-- What is asked --
Pull each line holding "into" out of the entries below.

>> START

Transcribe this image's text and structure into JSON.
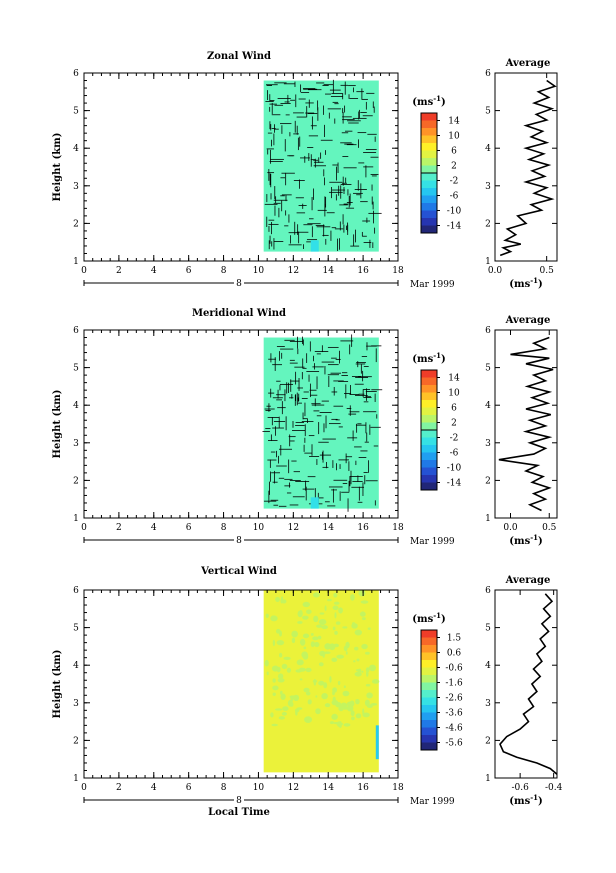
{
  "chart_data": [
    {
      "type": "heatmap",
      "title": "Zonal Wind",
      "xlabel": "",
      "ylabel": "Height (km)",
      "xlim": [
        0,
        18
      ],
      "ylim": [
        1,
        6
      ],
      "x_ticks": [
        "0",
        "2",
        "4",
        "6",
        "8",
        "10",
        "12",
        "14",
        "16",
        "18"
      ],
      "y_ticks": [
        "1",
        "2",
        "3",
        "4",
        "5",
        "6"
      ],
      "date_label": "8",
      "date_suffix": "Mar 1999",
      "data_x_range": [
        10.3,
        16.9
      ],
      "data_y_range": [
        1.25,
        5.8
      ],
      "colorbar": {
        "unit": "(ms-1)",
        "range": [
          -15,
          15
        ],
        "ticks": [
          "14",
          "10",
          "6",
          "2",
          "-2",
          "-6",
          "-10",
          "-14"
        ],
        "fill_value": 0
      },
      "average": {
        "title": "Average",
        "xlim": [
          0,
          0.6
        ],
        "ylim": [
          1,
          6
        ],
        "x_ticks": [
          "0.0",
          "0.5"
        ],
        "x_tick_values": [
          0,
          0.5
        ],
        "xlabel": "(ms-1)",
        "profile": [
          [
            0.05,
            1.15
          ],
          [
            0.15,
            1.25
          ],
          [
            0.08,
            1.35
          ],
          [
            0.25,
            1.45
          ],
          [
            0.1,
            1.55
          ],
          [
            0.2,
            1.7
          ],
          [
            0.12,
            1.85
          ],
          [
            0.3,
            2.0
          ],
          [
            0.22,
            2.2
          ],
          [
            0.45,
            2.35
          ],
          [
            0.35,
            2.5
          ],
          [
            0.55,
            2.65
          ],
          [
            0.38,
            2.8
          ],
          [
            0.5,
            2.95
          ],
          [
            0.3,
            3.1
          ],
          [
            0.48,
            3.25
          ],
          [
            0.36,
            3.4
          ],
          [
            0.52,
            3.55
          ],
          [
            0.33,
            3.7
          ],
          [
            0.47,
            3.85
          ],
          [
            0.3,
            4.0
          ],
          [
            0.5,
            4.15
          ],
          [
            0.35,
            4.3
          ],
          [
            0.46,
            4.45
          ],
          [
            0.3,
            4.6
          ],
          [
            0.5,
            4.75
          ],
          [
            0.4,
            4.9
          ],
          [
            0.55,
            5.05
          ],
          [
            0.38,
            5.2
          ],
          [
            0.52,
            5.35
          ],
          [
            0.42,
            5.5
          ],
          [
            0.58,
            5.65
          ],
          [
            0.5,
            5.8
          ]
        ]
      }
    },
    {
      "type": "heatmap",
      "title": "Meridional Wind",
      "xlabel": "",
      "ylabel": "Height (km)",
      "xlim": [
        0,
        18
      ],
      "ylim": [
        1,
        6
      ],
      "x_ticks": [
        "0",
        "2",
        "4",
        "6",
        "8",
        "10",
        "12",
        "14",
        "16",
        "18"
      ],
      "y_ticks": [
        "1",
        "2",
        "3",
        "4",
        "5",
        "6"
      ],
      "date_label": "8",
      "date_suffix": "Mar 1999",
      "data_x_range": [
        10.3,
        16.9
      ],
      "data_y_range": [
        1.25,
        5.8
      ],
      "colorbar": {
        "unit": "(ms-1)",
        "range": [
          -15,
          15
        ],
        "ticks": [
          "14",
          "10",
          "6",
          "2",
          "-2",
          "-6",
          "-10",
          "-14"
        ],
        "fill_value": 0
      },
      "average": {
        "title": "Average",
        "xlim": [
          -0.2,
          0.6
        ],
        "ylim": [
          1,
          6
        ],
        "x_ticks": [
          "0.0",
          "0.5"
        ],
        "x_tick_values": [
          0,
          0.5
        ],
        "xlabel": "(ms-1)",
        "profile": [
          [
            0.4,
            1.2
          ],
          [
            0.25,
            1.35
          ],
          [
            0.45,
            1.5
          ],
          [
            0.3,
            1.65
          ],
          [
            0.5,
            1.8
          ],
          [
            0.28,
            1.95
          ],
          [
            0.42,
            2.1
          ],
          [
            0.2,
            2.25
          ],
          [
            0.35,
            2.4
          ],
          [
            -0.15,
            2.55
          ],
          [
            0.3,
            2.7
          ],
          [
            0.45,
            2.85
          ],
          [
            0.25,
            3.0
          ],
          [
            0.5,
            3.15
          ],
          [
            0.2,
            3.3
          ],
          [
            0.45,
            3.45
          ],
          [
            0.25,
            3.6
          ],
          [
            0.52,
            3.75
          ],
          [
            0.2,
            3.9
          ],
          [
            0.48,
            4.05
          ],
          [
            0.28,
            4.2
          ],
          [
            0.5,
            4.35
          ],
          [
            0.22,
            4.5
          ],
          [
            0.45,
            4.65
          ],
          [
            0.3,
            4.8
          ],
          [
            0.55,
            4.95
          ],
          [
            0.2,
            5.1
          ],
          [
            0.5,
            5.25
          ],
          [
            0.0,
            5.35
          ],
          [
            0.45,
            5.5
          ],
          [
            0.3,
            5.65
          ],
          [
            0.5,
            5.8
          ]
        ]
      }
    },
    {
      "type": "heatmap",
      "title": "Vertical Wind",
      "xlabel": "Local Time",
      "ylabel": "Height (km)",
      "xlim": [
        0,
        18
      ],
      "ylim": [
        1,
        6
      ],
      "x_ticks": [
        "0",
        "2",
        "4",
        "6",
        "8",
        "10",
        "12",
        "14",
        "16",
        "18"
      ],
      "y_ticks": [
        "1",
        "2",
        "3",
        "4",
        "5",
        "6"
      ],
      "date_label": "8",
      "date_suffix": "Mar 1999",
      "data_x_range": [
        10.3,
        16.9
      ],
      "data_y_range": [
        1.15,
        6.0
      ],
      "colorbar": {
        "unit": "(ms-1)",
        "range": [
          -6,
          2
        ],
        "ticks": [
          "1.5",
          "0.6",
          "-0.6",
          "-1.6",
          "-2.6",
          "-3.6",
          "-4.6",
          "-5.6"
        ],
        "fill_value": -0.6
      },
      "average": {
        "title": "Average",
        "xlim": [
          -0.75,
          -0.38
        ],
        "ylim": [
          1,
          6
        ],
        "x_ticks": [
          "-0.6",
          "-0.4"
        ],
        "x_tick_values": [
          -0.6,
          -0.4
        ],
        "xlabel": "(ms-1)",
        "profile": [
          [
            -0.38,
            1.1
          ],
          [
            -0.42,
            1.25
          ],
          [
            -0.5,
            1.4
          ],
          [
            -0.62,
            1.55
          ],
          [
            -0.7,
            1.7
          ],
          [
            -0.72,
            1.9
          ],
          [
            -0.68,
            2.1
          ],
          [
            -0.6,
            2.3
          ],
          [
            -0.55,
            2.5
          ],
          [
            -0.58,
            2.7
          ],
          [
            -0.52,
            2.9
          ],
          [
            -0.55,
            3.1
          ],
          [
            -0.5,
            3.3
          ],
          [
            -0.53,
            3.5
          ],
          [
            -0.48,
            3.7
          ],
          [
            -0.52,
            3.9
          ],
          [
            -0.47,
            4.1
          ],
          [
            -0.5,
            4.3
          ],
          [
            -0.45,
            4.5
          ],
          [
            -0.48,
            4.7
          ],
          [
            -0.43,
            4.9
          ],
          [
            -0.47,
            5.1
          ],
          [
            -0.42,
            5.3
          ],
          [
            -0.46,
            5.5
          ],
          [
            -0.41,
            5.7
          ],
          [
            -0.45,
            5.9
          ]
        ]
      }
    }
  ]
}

>> END
>> START

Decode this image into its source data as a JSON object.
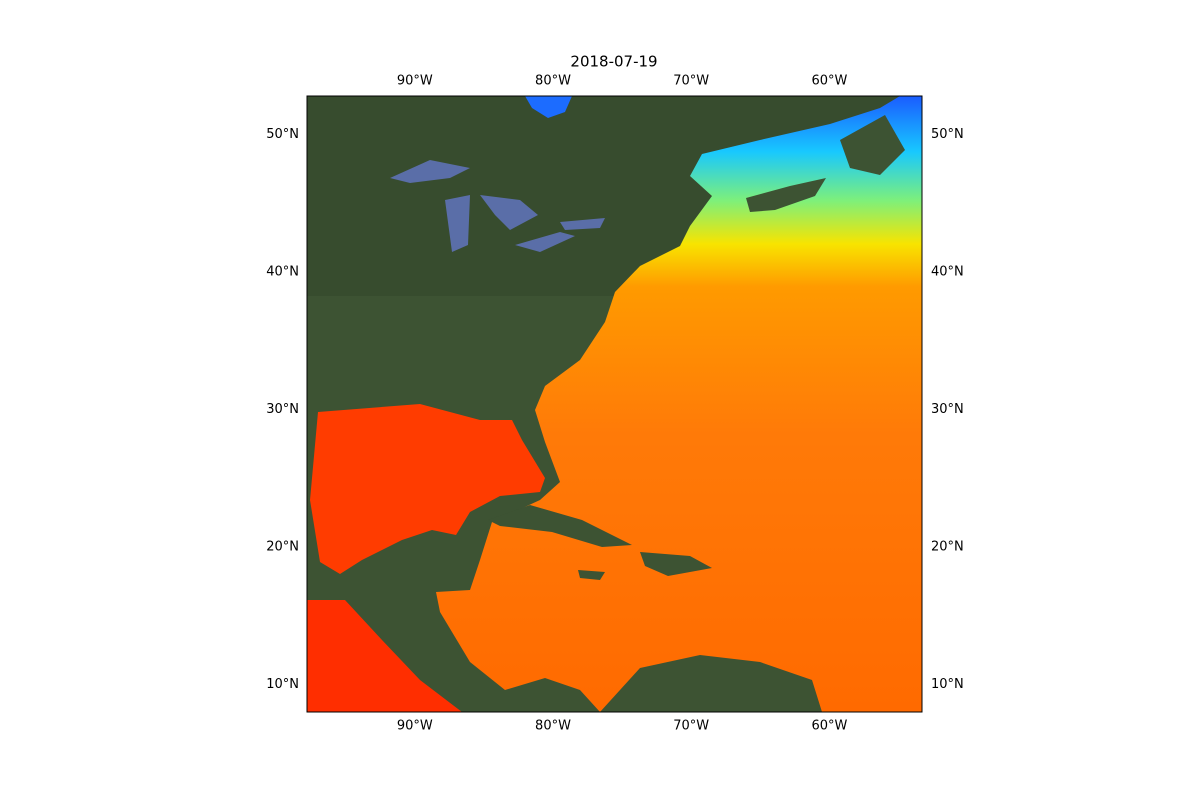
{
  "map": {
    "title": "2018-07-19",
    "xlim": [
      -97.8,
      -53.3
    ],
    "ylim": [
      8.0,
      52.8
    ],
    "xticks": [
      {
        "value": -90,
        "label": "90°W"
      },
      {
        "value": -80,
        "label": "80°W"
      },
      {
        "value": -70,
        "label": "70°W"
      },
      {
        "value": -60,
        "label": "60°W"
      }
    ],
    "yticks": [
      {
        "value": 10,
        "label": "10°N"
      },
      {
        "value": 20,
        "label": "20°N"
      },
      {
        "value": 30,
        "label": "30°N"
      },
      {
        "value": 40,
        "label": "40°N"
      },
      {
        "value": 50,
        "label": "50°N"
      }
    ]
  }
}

>> END

-- Response to the exercise --
Transcribe this image's text and structure into JSON.
Decode this image into its source data as a JSON object.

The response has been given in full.